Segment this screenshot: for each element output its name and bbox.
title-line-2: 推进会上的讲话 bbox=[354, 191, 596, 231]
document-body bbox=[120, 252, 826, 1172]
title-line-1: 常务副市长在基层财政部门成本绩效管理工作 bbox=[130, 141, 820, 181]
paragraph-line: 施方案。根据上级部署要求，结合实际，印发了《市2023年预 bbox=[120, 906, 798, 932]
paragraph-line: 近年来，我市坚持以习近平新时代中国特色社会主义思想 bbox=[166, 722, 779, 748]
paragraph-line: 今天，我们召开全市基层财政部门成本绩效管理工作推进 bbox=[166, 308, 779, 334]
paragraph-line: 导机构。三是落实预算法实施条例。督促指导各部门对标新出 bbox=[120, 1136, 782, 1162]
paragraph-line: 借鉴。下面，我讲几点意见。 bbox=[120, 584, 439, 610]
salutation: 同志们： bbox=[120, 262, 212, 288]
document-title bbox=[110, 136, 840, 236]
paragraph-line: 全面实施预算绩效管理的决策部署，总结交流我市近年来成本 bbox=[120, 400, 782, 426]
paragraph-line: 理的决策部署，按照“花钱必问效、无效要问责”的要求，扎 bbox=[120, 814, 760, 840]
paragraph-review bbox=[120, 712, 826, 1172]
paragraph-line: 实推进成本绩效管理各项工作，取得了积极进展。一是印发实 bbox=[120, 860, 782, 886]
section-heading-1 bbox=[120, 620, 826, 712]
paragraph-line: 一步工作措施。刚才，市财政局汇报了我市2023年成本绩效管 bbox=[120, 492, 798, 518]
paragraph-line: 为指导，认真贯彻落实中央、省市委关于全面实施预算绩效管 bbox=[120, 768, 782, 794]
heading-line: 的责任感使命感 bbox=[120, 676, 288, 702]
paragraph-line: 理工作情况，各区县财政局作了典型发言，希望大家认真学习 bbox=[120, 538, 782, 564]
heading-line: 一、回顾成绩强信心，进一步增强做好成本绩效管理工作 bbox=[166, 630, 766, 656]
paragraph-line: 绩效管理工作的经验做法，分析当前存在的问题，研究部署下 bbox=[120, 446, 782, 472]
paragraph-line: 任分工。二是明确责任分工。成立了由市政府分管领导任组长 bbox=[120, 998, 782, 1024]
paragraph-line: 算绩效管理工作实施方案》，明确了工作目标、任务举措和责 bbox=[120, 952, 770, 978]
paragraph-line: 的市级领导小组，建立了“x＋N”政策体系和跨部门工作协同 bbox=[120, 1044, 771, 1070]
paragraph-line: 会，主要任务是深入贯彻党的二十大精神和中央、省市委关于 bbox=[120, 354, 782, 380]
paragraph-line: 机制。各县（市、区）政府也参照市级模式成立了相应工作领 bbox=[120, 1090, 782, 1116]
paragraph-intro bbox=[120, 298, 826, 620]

_PROMPT:_ Write out every row above word for word, keeping the original order.

_WORKED ANSWER:_
Segment this screenshot: for each element output its name and bbox.
title-line-2: 推进会上的讲话 bbox=[354, 191, 596, 231]
document-body bbox=[120, 252, 826, 1172]
title-line-1: 常务副市长在基层财政部门成本绩效管理工作 bbox=[130, 141, 820, 181]
paragraph-line: 施方案。根据上级部署要求，结合实际，印发了《市2023年预 bbox=[120, 906, 798, 932]
paragraph-line: 近年来，我市坚持以习近平新时代中国特色社会主义思想 bbox=[166, 722, 779, 748]
paragraph-line: 今天，我们召开全市基层财政部门成本绩效管理工作推进 bbox=[166, 308, 779, 334]
paragraph-line: 导机构。三是落实预算法实施条例。督促指导各部门对标新出 bbox=[120, 1136, 782, 1162]
paragraph-line: 借鉴。下面，我讲几点意见。 bbox=[120, 584, 439, 610]
salutation: 同志们： bbox=[120, 262, 212, 288]
document-title bbox=[110, 136, 840, 236]
paragraph-line: 全面实施预算绩效管理的决策部署，总结交流我市近年来成本 bbox=[120, 400, 782, 426]
paragraph-line: 理的决策部署，按照“花钱必问效、无效要问责”的要求，扎 bbox=[120, 814, 760, 840]
paragraph-review bbox=[120, 712, 826, 1172]
paragraph-line: 实推进成本绩效管理各项工作，取得了积极进展。一是印发实 bbox=[120, 860, 782, 886]
section-heading-1 bbox=[120, 620, 826, 712]
paragraph-line: 一步工作措施。刚才，市财政局汇报了我市2023年成本绩效管 bbox=[120, 492, 798, 518]
paragraph-line: 为指导，认真贯彻落实中央、省市委关于全面实施预算绩效管 bbox=[120, 768, 782, 794]
heading-line: 的责任感使命感 bbox=[120, 676, 288, 702]
paragraph-line: 理工作情况，各区县财政局作了典型发言，希望大家认真学习 bbox=[120, 538, 782, 564]
heading-line: 一、回顾成绩强信心，进一步增强做好成本绩效管理工作 bbox=[166, 630, 766, 656]
paragraph-line: 绩效管理工作的经验做法，分析当前存在的问题，研究部署下 bbox=[120, 446, 782, 472]
paragraph-line: 任分工。二是明确责任分工。成立了由市政府分管领导任组长 bbox=[120, 998, 782, 1024]
paragraph-line: 算绩效管理工作实施方案》，明确了工作目标、任务举措和责 bbox=[120, 952, 770, 978]
paragraph-line: 的市级领导小组，建立了“x＋N”政策体系和跨部门工作协同 bbox=[120, 1044, 771, 1070]
paragraph-line: 会，主要任务是深入贯彻党的二十大精神和中央、省市委关于 bbox=[120, 354, 782, 380]
paragraph-line: 机制。各县（市、区）政府也参照市级模式成立了相应工作领 bbox=[120, 1090, 782, 1116]
paragraph-intro bbox=[120, 298, 826, 620]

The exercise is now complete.